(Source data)
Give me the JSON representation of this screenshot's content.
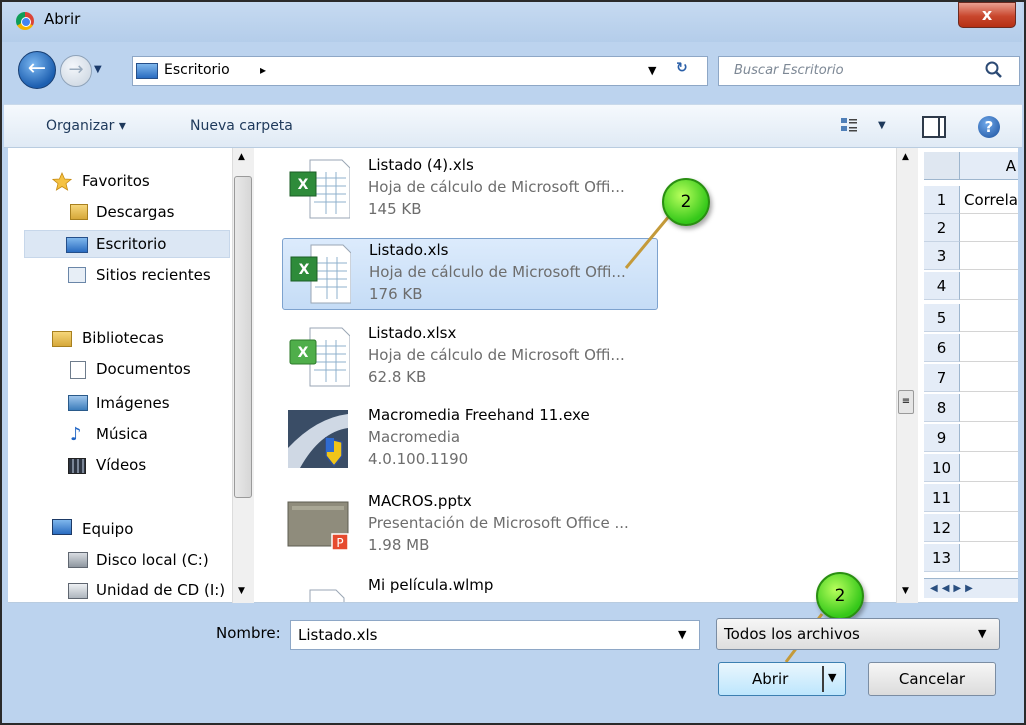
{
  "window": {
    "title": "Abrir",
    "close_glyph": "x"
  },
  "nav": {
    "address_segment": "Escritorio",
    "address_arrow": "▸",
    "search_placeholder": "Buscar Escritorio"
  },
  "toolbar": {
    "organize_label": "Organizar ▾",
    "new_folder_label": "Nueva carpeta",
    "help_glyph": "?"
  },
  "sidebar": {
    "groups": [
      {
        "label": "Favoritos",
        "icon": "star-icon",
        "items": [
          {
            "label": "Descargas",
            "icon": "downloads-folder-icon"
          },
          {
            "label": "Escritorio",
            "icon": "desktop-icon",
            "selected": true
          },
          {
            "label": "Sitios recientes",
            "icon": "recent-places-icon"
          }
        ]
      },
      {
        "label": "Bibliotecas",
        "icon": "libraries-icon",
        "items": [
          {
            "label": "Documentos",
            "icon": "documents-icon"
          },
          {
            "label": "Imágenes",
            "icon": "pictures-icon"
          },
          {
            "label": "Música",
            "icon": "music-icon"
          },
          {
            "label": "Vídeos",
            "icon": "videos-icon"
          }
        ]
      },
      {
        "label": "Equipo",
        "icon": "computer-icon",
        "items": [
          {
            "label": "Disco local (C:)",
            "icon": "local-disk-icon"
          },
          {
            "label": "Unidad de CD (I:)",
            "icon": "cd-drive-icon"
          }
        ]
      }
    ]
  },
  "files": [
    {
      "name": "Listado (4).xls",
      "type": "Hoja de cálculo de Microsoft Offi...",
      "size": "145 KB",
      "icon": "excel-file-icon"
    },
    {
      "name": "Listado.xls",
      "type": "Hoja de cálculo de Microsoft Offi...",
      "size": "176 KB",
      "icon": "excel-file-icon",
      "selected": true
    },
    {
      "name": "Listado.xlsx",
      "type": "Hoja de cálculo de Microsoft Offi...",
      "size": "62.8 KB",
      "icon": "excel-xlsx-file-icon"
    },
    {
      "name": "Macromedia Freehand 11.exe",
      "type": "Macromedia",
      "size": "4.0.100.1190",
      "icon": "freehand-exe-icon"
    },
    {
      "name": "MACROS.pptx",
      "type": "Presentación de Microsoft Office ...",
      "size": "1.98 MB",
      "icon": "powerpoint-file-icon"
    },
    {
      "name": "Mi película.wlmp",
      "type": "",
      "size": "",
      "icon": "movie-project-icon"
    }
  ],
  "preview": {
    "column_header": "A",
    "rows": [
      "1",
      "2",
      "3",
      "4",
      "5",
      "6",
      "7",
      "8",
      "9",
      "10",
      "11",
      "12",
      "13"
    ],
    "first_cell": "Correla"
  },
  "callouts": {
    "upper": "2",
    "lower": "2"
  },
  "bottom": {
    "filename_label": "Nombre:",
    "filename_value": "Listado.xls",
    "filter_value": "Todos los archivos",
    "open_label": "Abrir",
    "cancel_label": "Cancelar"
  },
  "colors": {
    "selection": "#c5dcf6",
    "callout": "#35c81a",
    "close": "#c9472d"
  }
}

TASK TO COMPLETE -
Restate the entries word for word, though any image they contain should not appear.

SOLUTION FOR THIS EXERCISE -
Give me the JSON representation of this screenshot's content.
{
  "window": {
    "title": "Abrir",
    "close_glyph": "x"
  },
  "nav": {
    "address_segment": "Escritorio",
    "address_arrow": "▸",
    "search_placeholder": "Buscar Escritorio"
  },
  "toolbar": {
    "organize_label": "Organizar ▾",
    "new_folder_label": "Nueva carpeta",
    "help_glyph": "?"
  },
  "sidebar": {
    "groups": [
      {
        "label": "Favoritos",
        "icon": "star-icon",
        "items": [
          {
            "label": "Descargas",
            "icon": "downloads-folder-icon"
          },
          {
            "label": "Escritorio",
            "icon": "desktop-icon",
            "selected": true
          },
          {
            "label": "Sitios recientes",
            "icon": "recent-places-icon"
          }
        ]
      },
      {
        "label": "Bibliotecas",
        "icon": "libraries-icon",
        "items": [
          {
            "label": "Documentos",
            "icon": "documents-icon"
          },
          {
            "label": "Imágenes",
            "icon": "pictures-icon"
          },
          {
            "label": "Música",
            "icon": "music-icon"
          },
          {
            "label": "Vídeos",
            "icon": "videos-icon"
          }
        ]
      },
      {
        "label": "Equipo",
        "icon": "computer-icon",
        "items": [
          {
            "label": "Disco local (C:)",
            "icon": "local-disk-icon"
          },
          {
            "label": "Unidad de CD (I:)",
            "icon": "cd-drive-icon"
          }
        ]
      }
    ]
  },
  "files": [
    {
      "name": "Listado (4).xls",
      "type": "Hoja de cálculo de Microsoft Offi...",
      "size": "145 KB",
      "icon": "excel-file-icon"
    },
    {
      "name": "Listado.xls",
      "type": "Hoja de cálculo de Microsoft Offi...",
      "size": "176 KB",
      "icon": "excel-file-icon",
      "selected": true
    },
    {
      "name": "Listado.xlsx",
      "type": "Hoja de cálculo de Microsoft Offi...",
      "size": "62.8 KB",
      "icon": "excel-xlsx-file-icon"
    },
    {
      "name": "Macromedia Freehand 11.exe",
      "type": "Macromedia",
      "size": "4.0.100.1190",
      "icon": "freehand-exe-icon"
    },
    {
      "name": "MACROS.pptx",
      "type": "Presentación de Microsoft Office ...",
      "size": "1.98 MB",
      "icon": "powerpoint-file-icon"
    },
    {
      "name": "Mi película.wlmp",
      "type": "",
      "size": "",
      "icon": "movie-project-icon"
    }
  ],
  "preview": {
    "column_header": "A",
    "rows": [
      "1",
      "2",
      "3",
      "4",
      "5",
      "6",
      "7",
      "8",
      "9",
      "10",
      "11",
      "12",
      "13"
    ],
    "first_cell": "Correla"
  },
  "callouts": {
    "upper": "2",
    "lower": "2"
  },
  "bottom": {
    "filename_label": "Nombre:",
    "filename_value": "Listado.xls",
    "filter_value": "Todos los archivos",
    "open_label": "Abrir",
    "cancel_label": "Cancelar"
  },
  "colors": {
    "selection": "#c5dcf6",
    "callout": "#35c81a",
    "close": "#c9472d"
  }
}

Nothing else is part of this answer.